[Yapılacaklar]
#1 Okja yazısına göre aşağıdaki ifadelerin her biri doğru mu? Her birine evet ya da hayır deyin ve kararı veren sözleri yazıdan aynen alıntılayın.
(a) Mirando Holding bu hayvanlardan 26 tanesini dünyanın çeşitli yerlerindeki çiftçilere verecektir.
(b) En güzel süper domuz 5 yıl sonra seçilecektir.
(c) Mija, Kore dağlarında annesiyle birlikte yaşamaktadır.
#2 Okja yazısına göre Okja, en güzel süper domuz yarışmasında neden birinci olur? Bir ila üç cümleyle açıklayın.

Okja'yı sevmekle başlayacak her şey

Okja'yı sevmekle başlayacak her şey
Netflix yapımı Okja’yı biraz gecikmeyle de olsa sonunda izleyebildim ve ben geç kaldım, başkaları kalmasın diye bu yazıyı yazmayı kendime bir görev bildim. Dev Mirando Holding’in genetiği ile oynanmış süper domuz projesinin sonuçlarından biri olan Okja ile Kore dağlarında dedesi ile mutlu mesut yaşayan Mija’nın hikâyesi en taş kalpleri bile yumuşatmaya aday.  

Mirando Holding, kitlelere ucuz ve bol bulunacak bir yiyecek sağlama amacıyla genetiğiyle oynanmış bir hayvan üzerinde çalışmakta ancak GDO tarifini kullanarak kalabalıkları ürkütmek istememektedir. Bunun üzerine bir yarışma düzenler ve bu hayvanlardan 26 tanesini dünya üstündeki çeşitli çiftçilere vereceklerini ve 10 yıl sonra en güzelini seçeceklerini duyururlar. İşte bu süper domuzlardan bir tanesi yani Okja, Kore’nin yemyeşil bir dağının tepesinde Heidi misali yaşayan Mija ve dedesine aittir. Mija ve Okja adeta kardeş gibi büyümüş, kelimenin tam manasıyla yedikleri içtikleri ayrı gitmemiş iki dosttur ve birinin devasa bir süper domuz, diğerinin minyon bir kız çocuğu olması bunu elbette hiç etkilemez. Mija, dedesi ve Okja’nın gerçeklerden öyle uzak bir hayatı vardır ki dünyadaki hiçbir kötülük o dağları aşıp onlara ulaşamaz sanırsınız ama elbette öyle olmaz. Tüm büyüklüğüne rağmen her gün küçülen dünyamız, o dağ başına da ulaştırır tüm pisliğini. Meşhur ve yalancı televizyon orada da tanınır, dev endüstrinin elleri oraya da uzanır. Okja en güzel süper domuz yarışmasında birinci olur elbette zira çok sevilen ve bunu bilen her canlı gibi o da günden güne serpilmiş, geliştikçe gelişmiştir. Küçük Mija’nın bu birinciliğin onlardan ayrılmak ve Okja’nın pastırma ve sucuk haline gelmesi olduğunu anlamasıyla olaylar gelişmeye başlar.

[Öğe listesi]
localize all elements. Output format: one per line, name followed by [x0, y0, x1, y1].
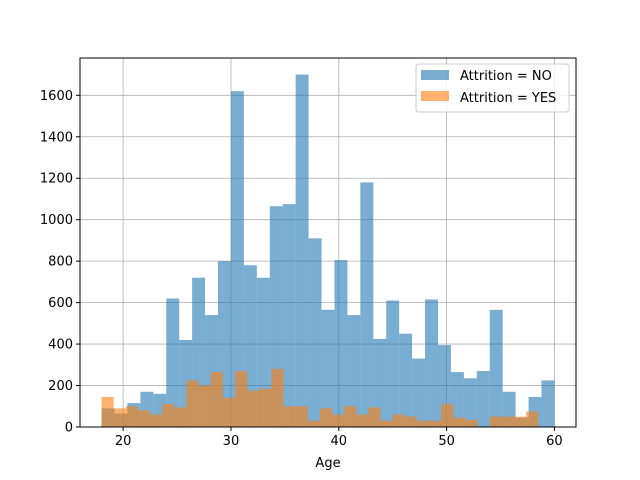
y-tick-label: 200: [48, 379, 73, 394]
bar-attrition-yes: [429, 420, 442, 427]
bar-attrition-yes: [174, 407, 187, 427]
bar-attrition-no: [489, 309, 503, 427]
legend-label-yes: Attrition = YES: [460, 91, 556, 106]
bar-attrition-yes: [307, 420, 320, 427]
bar-attrition-yes: [453, 417, 466, 427]
y-tick-label: 800: [48, 255, 73, 270]
bar-attrition-yes: [441, 404, 454, 427]
bar-attrition-yes: [344, 406, 357, 427]
bar-attrition-no: [476, 371, 490, 427]
bar-attrition-yes: [186, 380, 199, 427]
bar-attrition-yes: [137, 410, 151, 427]
x-tick-label: 30: [223, 434, 240, 449]
bar-attrition-no: [373, 338, 387, 427]
y-tick-label: 400: [48, 338, 73, 353]
bar-attrition-yes: [404, 416, 417, 427]
bar-attrition-yes: [198, 385, 211, 427]
bar-attrition-no: [282, 204, 296, 427]
bar-attrition-yes: [356, 414, 369, 427]
y-tick-label: 1400: [40, 130, 73, 145]
legend: Attrition = NO Attrition = YES: [415, 63, 570, 113]
bar-attrition-yes: [465, 419, 478, 427]
legend-box: [415, 63, 570, 113]
bar-attrition-no: [386, 300, 400, 427]
bar-attrition-yes: [247, 390, 260, 427]
bar-attrition-no: [360, 182, 374, 427]
bar-attrition-yes: [259, 388, 272, 427]
legend-swatch-no: [421, 70, 449, 80]
bar-attrition-yes: [526, 411, 539, 427]
x-tick-label: 50: [438, 434, 455, 449]
bar-attrition-yes: [271, 368, 284, 427]
bars-group: [101, 74, 555, 428]
x-tick-label: 20: [115, 434, 132, 449]
x-axis-label: Age: [315, 456, 340, 471]
y-tick-label: 1600: [40, 89, 73, 104]
x-tick-label: 40: [331, 434, 348, 449]
bar-attrition-yes: [150, 414, 163, 427]
bar-attrition-yes: [416, 420, 430, 427]
bar-attrition-yes: [319, 408, 333, 427]
bar-attrition-yes: [368, 407, 381, 427]
bar-attrition-yes: [501, 416, 514, 427]
bar-attrition-yes: [295, 406, 308, 427]
bar-attrition-no: [399, 333, 413, 427]
y-tick-label: 600: [48, 296, 73, 311]
bar-attrition-yes: [210, 372, 223, 427]
bar-attrition-no: [295, 74, 309, 428]
bar-attrition-yes: [222, 397, 235, 427]
bar-attrition-no: [347, 315, 361, 427]
bar-attrition-yes: [514, 416, 527, 427]
bar-attrition-yes: [101, 396, 114, 427]
y-tick-label: 0: [65, 421, 73, 436]
bar-attrition-yes: [235, 371, 248, 427]
bar-attrition-yes: [392, 414, 405, 427]
bar-attrition-yes: [380, 420, 393, 427]
y-tick-label: 1000: [40, 213, 73, 228]
plot-frame: [79, 57, 577, 428]
bar-attrition-yes: [332, 414, 345, 427]
bar-attrition-no: [450, 372, 464, 427]
legend-swatch-yes: [421, 91, 449, 101]
bar-attrition-no: [308, 238, 322, 427]
bar-attrition-no: [230, 91, 244, 427]
bar-attrition-yes: [125, 406, 138, 427]
bar-attrition-yes: [489, 416, 502, 427]
bar-attrition-no: [463, 378, 477, 427]
bar-attrition-no: [321, 309, 335, 427]
bar-attrition-yes: [162, 404, 175, 427]
x-tick-label: 60: [546, 434, 563, 449]
bar-attrition-no: [425, 299, 438, 427]
bar-attrition-no: [412, 358, 426, 427]
bar-attrition-yes: [113, 408, 126, 427]
bar-attrition-no: [166, 298, 180, 427]
y-tick-label: 1200: [40, 172, 73, 187]
bar-attrition-yes: [283, 406, 296, 427]
bar-attrition-no: [541, 380, 555, 427]
legend-label-no: Attrition = NO: [460, 69, 552, 84]
bar-attrition-no: [334, 260, 348, 427]
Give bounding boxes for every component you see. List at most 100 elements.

[Cevaplar]
#1
(a) Evet: "bu hayvanlardan 26 tanesini dünya üstündeki çeşitli çiftçilere vereceklerini"
(b) Hayır: "10 yıl sonra en güzelini seçeceklerini"
(c) Hayır: "Kore dağlarında dedesi ile mutlu mesut yaşayan Mija"

#2 Okja, çok sevilen ve bunu bilen her canlı gibi günden güne serpilip gelişmiştir. Bu yüzden yarışmada birinci olur.